• [Direction]: Reproduce the listing below in its entirety. Change nothing.

Collected data:

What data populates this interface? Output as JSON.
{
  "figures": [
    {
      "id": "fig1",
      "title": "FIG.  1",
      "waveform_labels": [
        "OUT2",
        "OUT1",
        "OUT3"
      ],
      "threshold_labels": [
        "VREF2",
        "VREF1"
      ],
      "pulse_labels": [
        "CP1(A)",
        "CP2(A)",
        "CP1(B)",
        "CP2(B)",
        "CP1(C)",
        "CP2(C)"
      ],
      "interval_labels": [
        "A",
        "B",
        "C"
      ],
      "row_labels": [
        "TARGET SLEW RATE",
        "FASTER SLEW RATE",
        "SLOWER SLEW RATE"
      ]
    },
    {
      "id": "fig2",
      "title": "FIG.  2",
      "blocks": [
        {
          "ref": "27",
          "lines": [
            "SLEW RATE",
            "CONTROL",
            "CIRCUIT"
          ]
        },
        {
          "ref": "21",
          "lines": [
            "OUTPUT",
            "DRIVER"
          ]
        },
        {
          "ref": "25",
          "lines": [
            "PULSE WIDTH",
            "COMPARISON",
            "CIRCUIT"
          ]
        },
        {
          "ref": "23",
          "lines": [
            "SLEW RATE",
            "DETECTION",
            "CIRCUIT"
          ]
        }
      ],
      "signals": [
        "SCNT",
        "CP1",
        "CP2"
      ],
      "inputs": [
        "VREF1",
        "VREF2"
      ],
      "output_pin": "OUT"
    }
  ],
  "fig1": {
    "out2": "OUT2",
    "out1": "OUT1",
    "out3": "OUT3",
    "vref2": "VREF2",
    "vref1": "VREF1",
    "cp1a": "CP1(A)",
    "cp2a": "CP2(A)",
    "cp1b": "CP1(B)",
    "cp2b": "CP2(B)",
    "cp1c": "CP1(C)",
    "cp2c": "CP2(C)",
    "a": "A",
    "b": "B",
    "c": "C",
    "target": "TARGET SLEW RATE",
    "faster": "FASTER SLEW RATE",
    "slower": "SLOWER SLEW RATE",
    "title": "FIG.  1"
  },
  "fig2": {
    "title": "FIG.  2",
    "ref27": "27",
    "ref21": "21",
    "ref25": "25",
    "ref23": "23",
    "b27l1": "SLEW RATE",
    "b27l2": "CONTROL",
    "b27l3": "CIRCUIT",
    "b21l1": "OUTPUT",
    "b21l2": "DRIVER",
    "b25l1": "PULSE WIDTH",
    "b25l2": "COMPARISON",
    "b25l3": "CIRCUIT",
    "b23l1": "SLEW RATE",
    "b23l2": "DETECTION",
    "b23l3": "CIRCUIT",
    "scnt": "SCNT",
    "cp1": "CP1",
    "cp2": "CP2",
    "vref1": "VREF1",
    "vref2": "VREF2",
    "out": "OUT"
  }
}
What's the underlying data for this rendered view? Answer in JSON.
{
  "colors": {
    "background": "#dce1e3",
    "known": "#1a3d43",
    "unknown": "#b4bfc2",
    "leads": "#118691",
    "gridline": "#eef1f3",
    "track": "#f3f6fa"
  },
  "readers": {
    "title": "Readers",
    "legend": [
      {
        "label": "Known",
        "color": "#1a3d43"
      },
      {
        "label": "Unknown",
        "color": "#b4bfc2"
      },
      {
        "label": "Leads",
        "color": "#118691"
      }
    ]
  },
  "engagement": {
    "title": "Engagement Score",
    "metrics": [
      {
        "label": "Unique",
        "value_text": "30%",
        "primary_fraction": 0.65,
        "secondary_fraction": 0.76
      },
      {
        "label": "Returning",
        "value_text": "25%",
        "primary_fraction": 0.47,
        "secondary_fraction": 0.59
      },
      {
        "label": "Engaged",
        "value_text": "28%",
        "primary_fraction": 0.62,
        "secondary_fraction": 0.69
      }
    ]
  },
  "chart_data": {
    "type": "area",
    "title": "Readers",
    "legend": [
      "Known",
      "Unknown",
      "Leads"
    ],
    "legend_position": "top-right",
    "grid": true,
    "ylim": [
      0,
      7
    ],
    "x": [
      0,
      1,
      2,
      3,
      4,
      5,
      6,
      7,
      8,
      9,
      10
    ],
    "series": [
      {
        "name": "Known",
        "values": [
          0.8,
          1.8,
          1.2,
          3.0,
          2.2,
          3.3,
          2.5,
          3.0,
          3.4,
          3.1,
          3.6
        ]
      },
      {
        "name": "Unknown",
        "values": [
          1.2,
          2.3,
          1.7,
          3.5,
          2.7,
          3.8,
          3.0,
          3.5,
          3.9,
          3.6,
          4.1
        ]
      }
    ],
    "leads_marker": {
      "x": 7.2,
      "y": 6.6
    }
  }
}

• [Response to this exercise]:
What data populates this interface? Output as JSON.
{
  "figures": [
    {
      "id": "fig1",
      "title": "FIG.  1",
      "waveform_labels": [
        "OUT2",
        "OUT1",
        "OUT3"
      ],
      "threshold_labels": [
        "VREF2",
        "VREF1"
      ],
      "pulse_labels": [
        "CP1(A)",
        "CP2(A)",
        "CP1(B)",
        "CP2(B)",
        "CP1(C)",
        "CP2(C)"
      ],
      "interval_labels": [
        "A",
        "B",
        "C"
      ],
      "row_labels": [
        "TARGET SLEW RATE",
        "FASTER SLEW RATE",
        "SLOWER SLEW RATE"
      ]
    },
    {
      "id": "fig2",
      "title": "FIG.  2",
      "blocks": [
        {
          "ref": "27",
          "lines": [
            "SLEW RATE",
            "CONTROL",
            "CIRCUIT"
          ]
        },
        {
          "ref": "21",
          "lines": [
            "OUTPUT",
            "DRIVER"
          ]
        },
        {
          "ref": "25",
          "lines": [
            "PULSE WIDTH",
            "COMPARISON",
            "CIRCUIT"
          ]
        },
        {
          "ref": "23",
          "lines": [
            "SLEW RATE",
            "DETECTION",
            "CIRCUIT"
          ]
        }
      ],
      "signals": [
        "SCNT",
        "CP1",
        "CP2"
      ],
      "inputs": [
        "VREF1",
        "VREF2"
      ],
      "output_pin": "OUT"
    }
  ],
  "fig1": {
    "out2": "OUT2",
    "out1": "OUT1",
    "out3": "OUT3",
    "vref2": "VREF2",
    "vref1": "VREF1",
    "cp1a": "CP1(A)",
    "cp2a": "CP2(A)",
    "cp1b": "CP1(B)",
    "cp2b": "CP2(B)",
    "cp1c": "CP1(C)",
    "cp2c": "CP2(C)",
    "a": "A",
    "b": "B",
    "c": "C",
    "target": "TARGET SLEW RATE",
    "faster": "FASTER SLEW RATE",
    "slower": "SLOWER SLEW RATE",
    "title": "FIG.  1"
  },
  "fig2": {
    "title": "FIG.  2",
    "ref27": "27",
    "ref21": "21",
    "ref25": "25",
    "ref23": "23",
    "b27l1": "SLEW RATE",
    "b27l2": "CONTROL",
    "b27l3": "CIRCUIT",
    "b21l1": "OUTPUT",
    "b21l2": "DRIVER",
    "b25l1": "PULSE WIDTH",
    "b25l2": "COMPARISON",
    "b25l3": "CIRCUIT",
    "b23l1": "SLEW RATE",
    "b23l2": "DETECTION",
    "b23l3": "CIRCUIT",
    "scnt": "SCNT",
    "cp1": "CP1",
    "cp2": "CP2",
    "vref1": "VREF1",
    "vref2": "VREF2",
    "out": "OUT"
  }
}
What's the underlying data for this rendered view? Answer in JSON.
{
  "colors": {
    "background": "#dce1e3",
    "known": "#1a3d43",
    "unknown": "#b4bfc2",
    "leads": "#118691",
    "gridline": "#eef1f3",
    "track": "#f3f6fa"
  },
  "readers": {
    "title": "Readers",
    "legend": [
      {
        "label": "Known",
        "color": "#1a3d43"
      },
      {
        "label": "Unknown",
        "color": "#b4bfc2"
      },
      {
        "label": "Leads",
        "color": "#118691"
      }
    ]
  },
  "engagement": {
    "title": "Engagement Score",
    "metrics": [
      {
        "label": "Unique",
        "value_text": "30%",
        "primary_fraction": 0.65,
        "secondary_fraction": 0.76
      },
      {
        "label": "Returning",
        "value_text": "25%",
        "primary_fraction": 0.47,
        "secondary_fraction": 0.59
      },
      {
        "label": "Engaged",
        "value_text": "28%",
        "primary_fraction": 0.62,
        "secondary_fraction": 0.69
      }
    ]
  },
  "chart_data": {
    "type": "area",
    "title": "Readers",
    "legend": [
      "Known",
      "Unknown",
      "Leads"
    ],
    "legend_position": "top-right",
    "grid": true,
    "ylim": [
      0,
      7
    ],
    "x": [
      0,
      1,
      2,
      3,
      4,
      5,
      6,
      7,
      8,
      9,
      10
    ],
    "series": [
      {
        "name": "Known",
        "values": [
          0.8,
          1.8,
          1.2,
          3.0,
          2.2,
          3.3,
          2.5,
          3.0,
          3.4,
          3.1,
          3.6
        ]
      },
      {
        "name": "Unknown",
        "values": [
          1.2,
          2.3,
          1.7,
          3.5,
          2.7,
          3.8,
          3.0,
          3.5,
          3.9,
          3.6,
          4.1
        ]
      }
    ],
    "leads_marker": {
      "x": 7.2,
      "y": 6.6
    }
  }
}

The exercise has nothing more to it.